» Records:
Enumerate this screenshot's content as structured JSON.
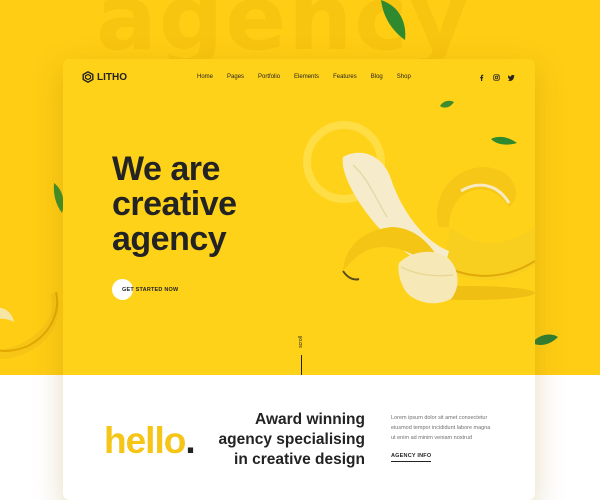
{
  "background_word": "agency",
  "brand": {
    "name": "LITHO"
  },
  "nav": {
    "items": [
      {
        "label": "Home"
      },
      {
        "label": "Pages"
      },
      {
        "label": "Portfolio"
      },
      {
        "label": "Elements"
      },
      {
        "label": "Features"
      },
      {
        "label": "Blog"
      },
      {
        "label": "Shop"
      }
    ]
  },
  "social": {
    "icons": [
      "facebook-icon",
      "instagram-icon",
      "twitter-icon"
    ]
  },
  "hero": {
    "title_lines": [
      "We are",
      "creative",
      "agency"
    ],
    "cta_label": "GET STARTED NOW",
    "scroll_label": "scroll"
  },
  "intro": {
    "hello": "hello",
    "hello_dot": ".",
    "award_lines": [
      "Award winning",
      "agency specialising",
      "in creative design"
    ],
    "description_lines": [
      "Lorem ipsum dolor sit amet consectetur",
      "eiusmod tempor incididunt labore magna",
      "ut enim ad minim veniam nostrud"
    ],
    "link_label": "AGENCY INFO"
  },
  "colors": {
    "accent": "#fecd14",
    "text": "#232323"
  }
}
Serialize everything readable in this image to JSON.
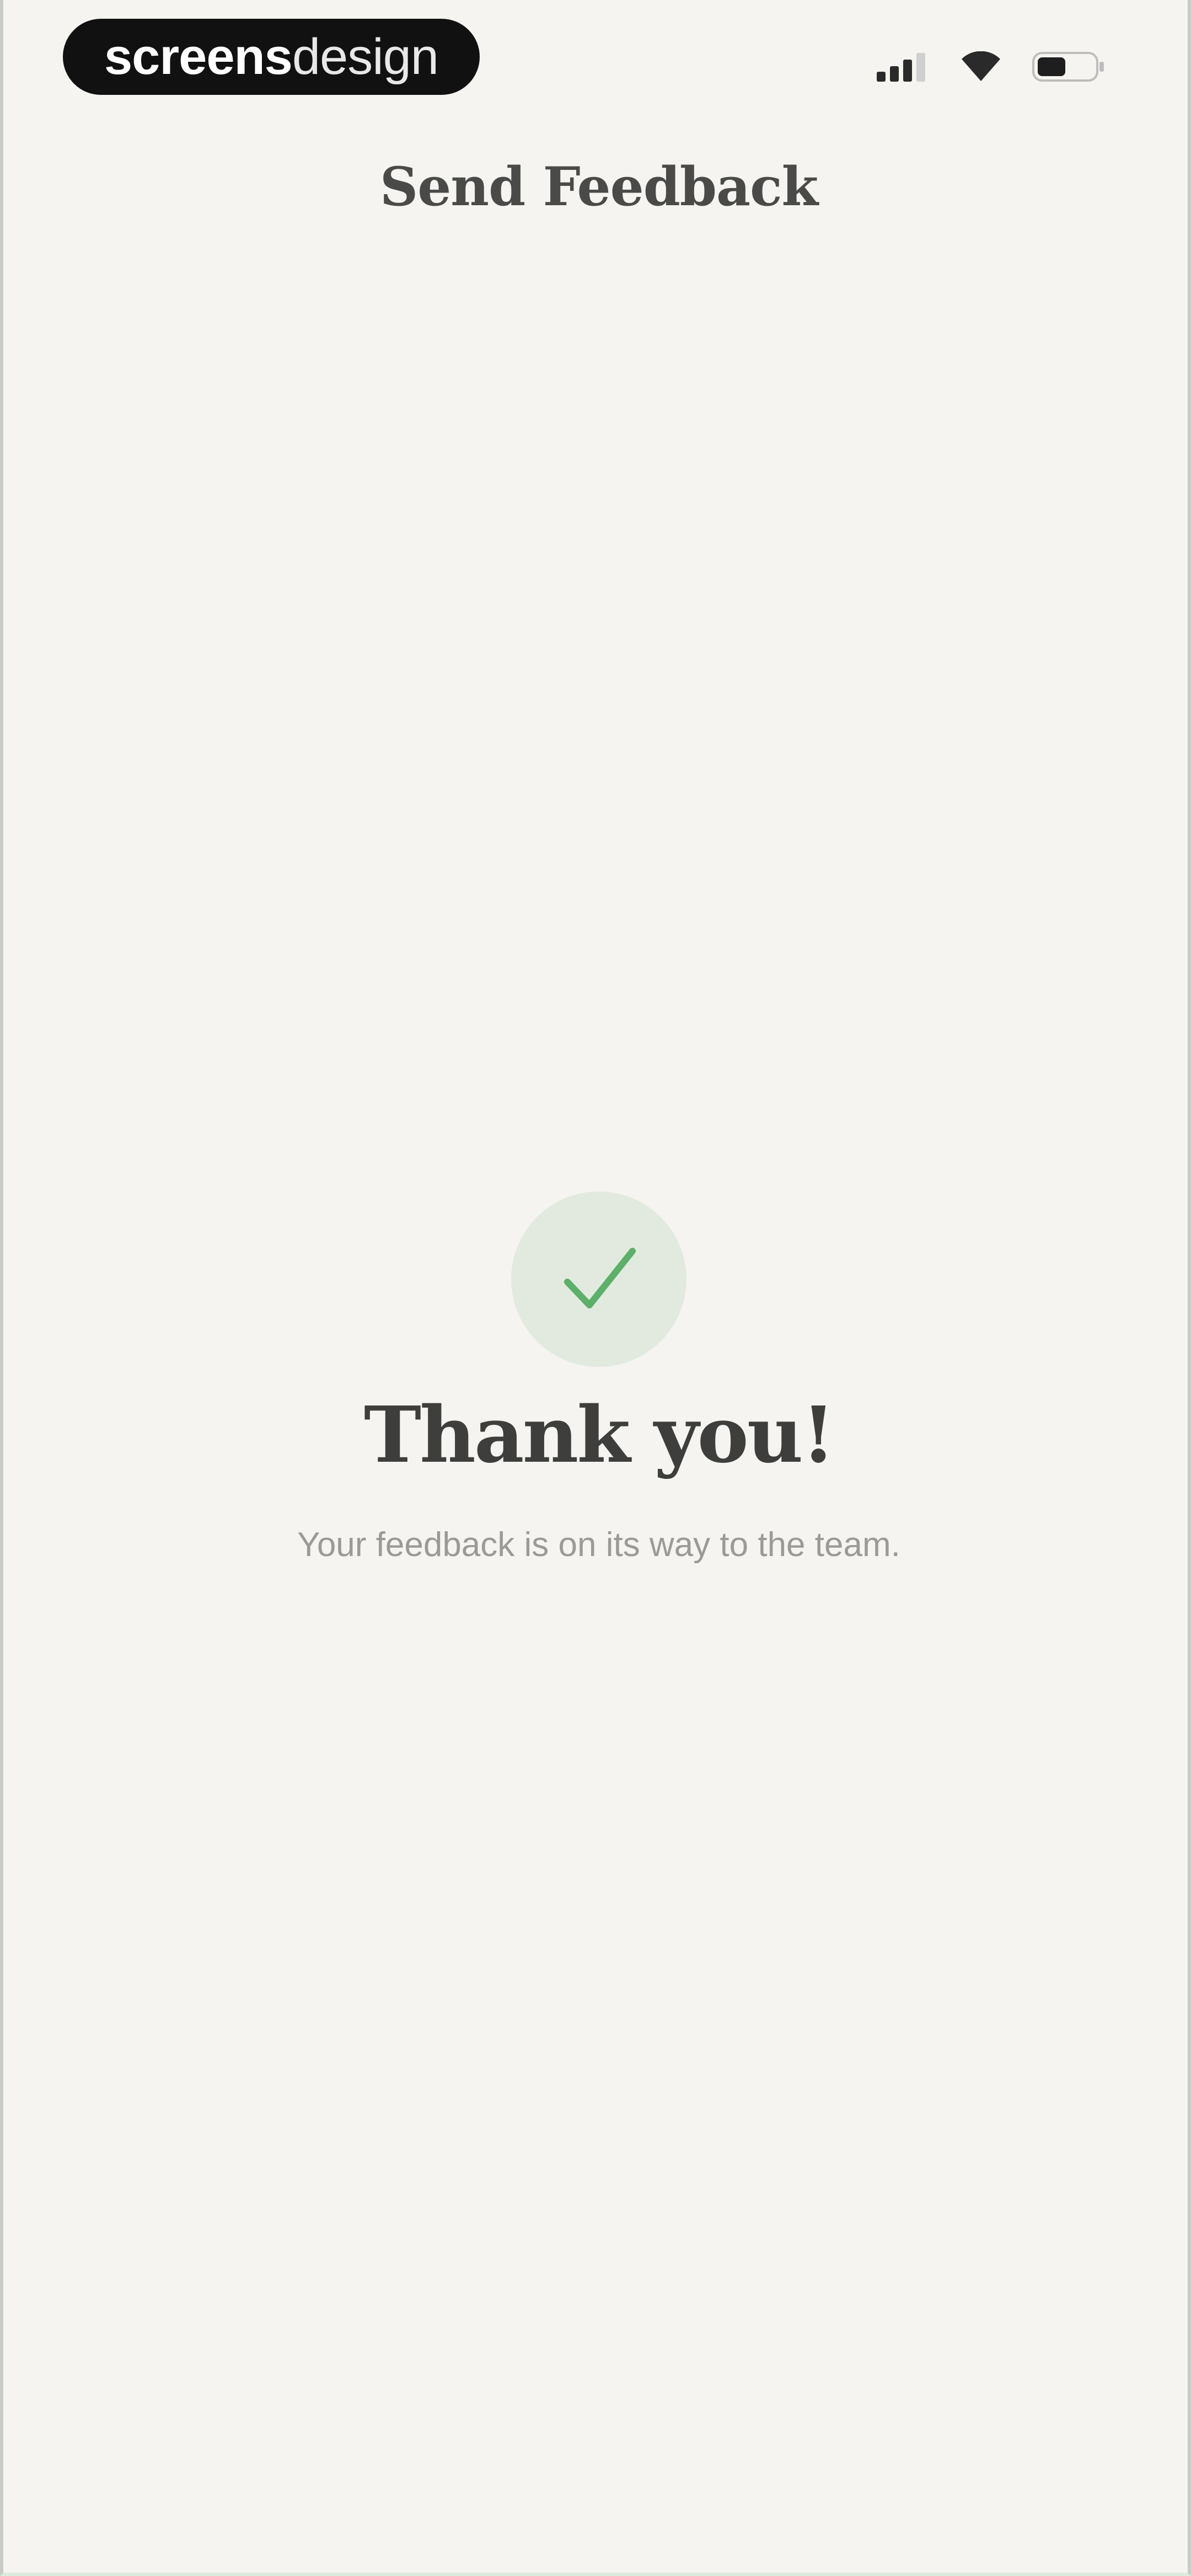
{
  "status_bar": {
    "brand_bold": "screens",
    "brand_light": "design",
    "icons": [
      "signal-icon",
      "wifi-icon",
      "battery-icon"
    ]
  },
  "header": {
    "title": "Send Feedback"
  },
  "success": {
    "icon": "checkmark-icon",
    "headline": "Thank you!",
    "message": "Your feedback is on its way to the team."
  },
  "colors": {
    "background": "#F5F4F0",
    "success_green": "#5CB069",
    "success_badge_bg": "#E2EAE0",
    "title_text": "#4A4A48",
    "muted_text": "#9A9A96"
  }
}
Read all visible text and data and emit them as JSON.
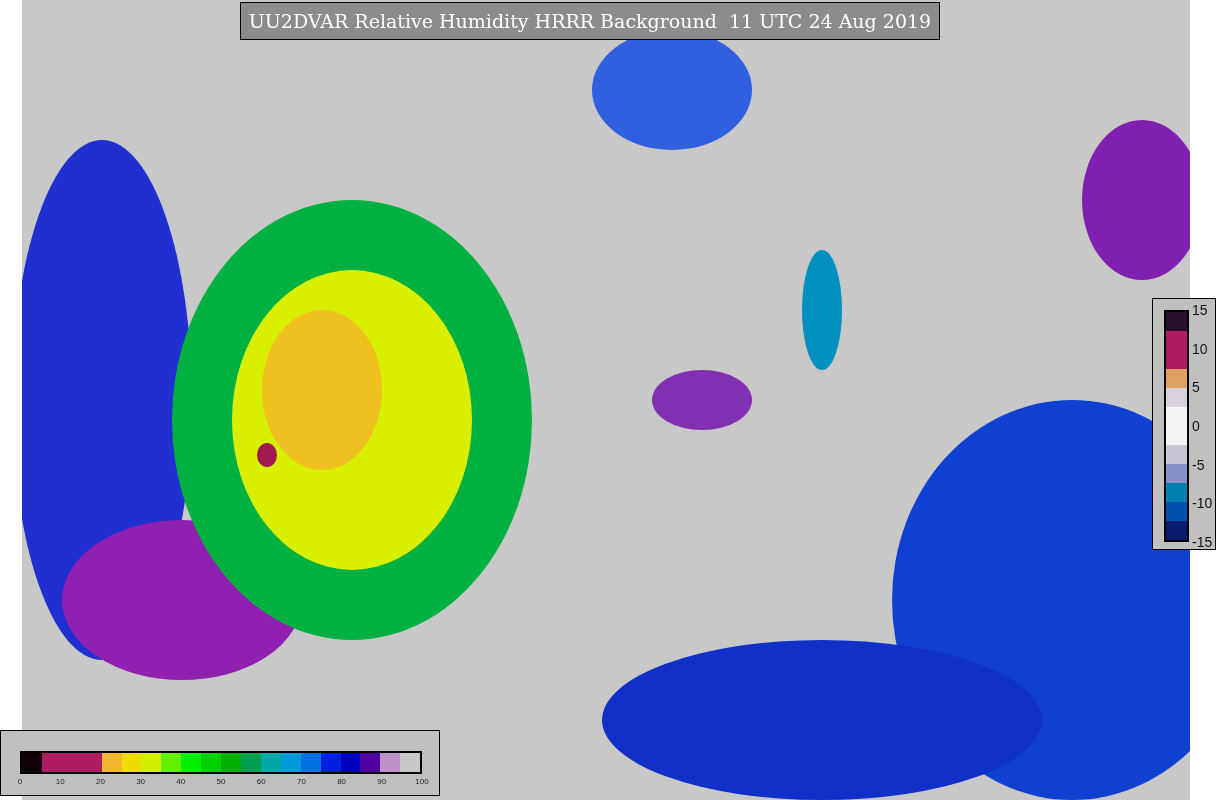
{
  "title": "UU2DVAR Relative Humidity HRRR Background  11 UTC 24 Aug 2019",
  "humidity_colorbar": {
    "segments": [
      {
        "color": "#100008"
      },
      {
        "color": "#b01c64"
      },
      {
        "color": "#b01c64"
      },
      {
        "color": "#b01c64"
      },
      {
        "color": "#f2b830"
      },
      {
        "color": "#f0dc00"
      },
      {
        "color": "#d0f000"
      },
      {
        "color": "#60f000"
      },
      {
        "color": "#00f000"
      },
      {
        "color": "#00d000"
      },
      {
        "color": "#00b000"
      },
      {
        "color": "#00a050"
      },
      {
        "color": "#00a8a8"
      },
      {
        "color": "#0098d8"
      },
      {
        "color": "#0070e0"
      },
      {
        "color": "#0020e0"
      },
      {
        "color": "#0000c0"
      },
      {
        "color": "#5000a0"
      },
      {
        "color": "#c090c8"
      },
      {
        "color": "#c8c8c8"
      }
    ],
    "ticks": [
      "0",
      "10",
      "20",
      "30",
      "40",
      "50",
      "60",
      "70",
      "80",
      "90",
      "100"
    ]
  },
  "increment_colorbar": {
    "segments": [
      {
        "color": "#2a1030"
      },
      {
        "color": "#b01c64"
      },
      {
        "color": "#b01c64"
      },
      {
        "color": "#e0a060"
      },
      {
        "color": "#d8d0dc"
      },
      {
        "color": "#f4f4f4"
      },
      {
        "color": "#f4f4f4"
      },
      {
        "color": "#c8c8d4"
      },
      {
        "color": "#8890c8"
      },
      {
        "color": "#0080b0"
      },
      {
        "color": "#0050b0"
      },
      {
        "color": "#0a1c70"
      }
    ],
    "ticks": [
      "15",
      "10",
      "5",
      "0",
      "-5",
      "-10",
      "-15"
    ]
  }
}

» Aim of the task: Print out the material word for word, omitting the pictures.

» Output of the task:
Enumerate this screenshot's content as structured JSON.
{
  "background_word": "agency",
  "brand": {
    "name": "LITHO"
  },
  "nav": {
    "items": [
      {
        "label": "Home"
      },
      {
        "label": "Pages"
      },
      {
        "label": "Portfolio"
      },
      {
        "label": "Elements"
      },
      {
        "label": "Features"
      },
      {
        "label": "Blog"
      },
      {
        "label": "Shop"
      }
    ]
  },
  "social": {
    "icons": [
      "facebook-icon",
      "instagram-icon",
      "twitter-icon"
    ]
  },
  "hero": {
    "title_lines": [
      "We are",
      "creative",
      "agency"
    ],
    "cta_label": "GET STARTED NOW",
    "scroll_label": "scroll"
  },
  "intro": {
    "hello": "hello",
    "hello_dot": ".",
    "award_lines": [
      "Award winning",
      "agency specialising",
      "in creative design"
    ],
    "description_lines": [
      "Lorem ipsum dolor sit amet consectetur",
      "eiusmod tempor incididunt labore magna",
      "ut enim ad minim veniam nostrud"
    ],
    "link_label": "AGENCY INFO"
  },
  "colors": {
    "accent": "#fecd14",
    "text": "#232323"
  }
}
Serialize everything readable in this image to JSON.
{
  "status_bar": {
    "brand_bold": "screens",
    "brand_light": "design",
    "icons": [
      "signal-icon",
      "wifi-icon",
      "battery-icon"
    ]
  },
  "header": {
    "title": "Send Feedback"
  },
  "success": {
    "icon": "checkmark-icon",
    "headline": "Thank you!",
    "message": "Your feedback is on its way to the team."
  },
  "colors": {
    "background": "#F5F4F0",
    "success_green": "#5CB069",
    "success_badge_bg": "#E2EAE0",
    "title_text": "#4A4A48",
    "muted_text": "#9A9A96"
  }
}
Read all visible text and data and emit them as JSON.
{
  "title": "UU2DVAR Relative Humidity HRRR Background  11 UTC 24 Aug 2019",
  "humidity_colorbar": {
    "segments": [
      {
        "color": "#100008"
      },
      {
        "color": "#b01c64"
      },
      {
        "color": "#b01c64"
      },
      {
        "color": "#b01c64"
      },
      {
        "color": "#f2b830"
      },
      {
        "color": "#f0dc00"
      },
      {
        "color": "#d0f000"
      },
      {
        "color": "#60f000"
      },
      {
        "color": "#00f000"
      },
      {
        "color": "#00d000"
      },
      {
        "color": "#00b000"
      },
      {
        "color": "#00a050"
      },
      {
        "color": "#00a8a8"
      },
      {
        "color": "#0098d8"
      },
      {
        "color": "#0070e0"
      },
      {
        "color": "#0020e0"
      },
      {
        "color": "#0000c0"
      },
      {
        "color": "#5000a0"
      },
      {
        "color": "#c090c8"
      },
      {
        "color": "#c8c8c8"
      }
    ],
    "ticks": [
      "0",
      "10",
      "20",
      "30",
      "40",
      "50",
      "60",
      "70",
      "80",
      "90",
      "100"
    ]
  },
  "increment_colorbar": {
    "segments": [
      {
        "color": "#2a1030"
      },
      {
        "color": "#b01c64"
      },
      {
        "color": "#b01c64"
      },
      {
        "color": "#e0a060"
      },
      {
        "color": "#d8d0dc"
      },
      {
        "color": "#f4f4f4"
      },
      {
        "color": "#f4f4f4"
      },
      {
        "color": "#c8c8d4"
      },
      {
        "color": "#8890c8"
      },
      {
        "color": "#0080b0"
      },
      {
        "color": "#0050b0"
      },
      {
        "color": "#0a1c70"
      }
    ],
    "ticks": [
      "15",
      "10",
      "5",
      "0",
      "-5",
      "-10",
      "-15"
    ]
  }
}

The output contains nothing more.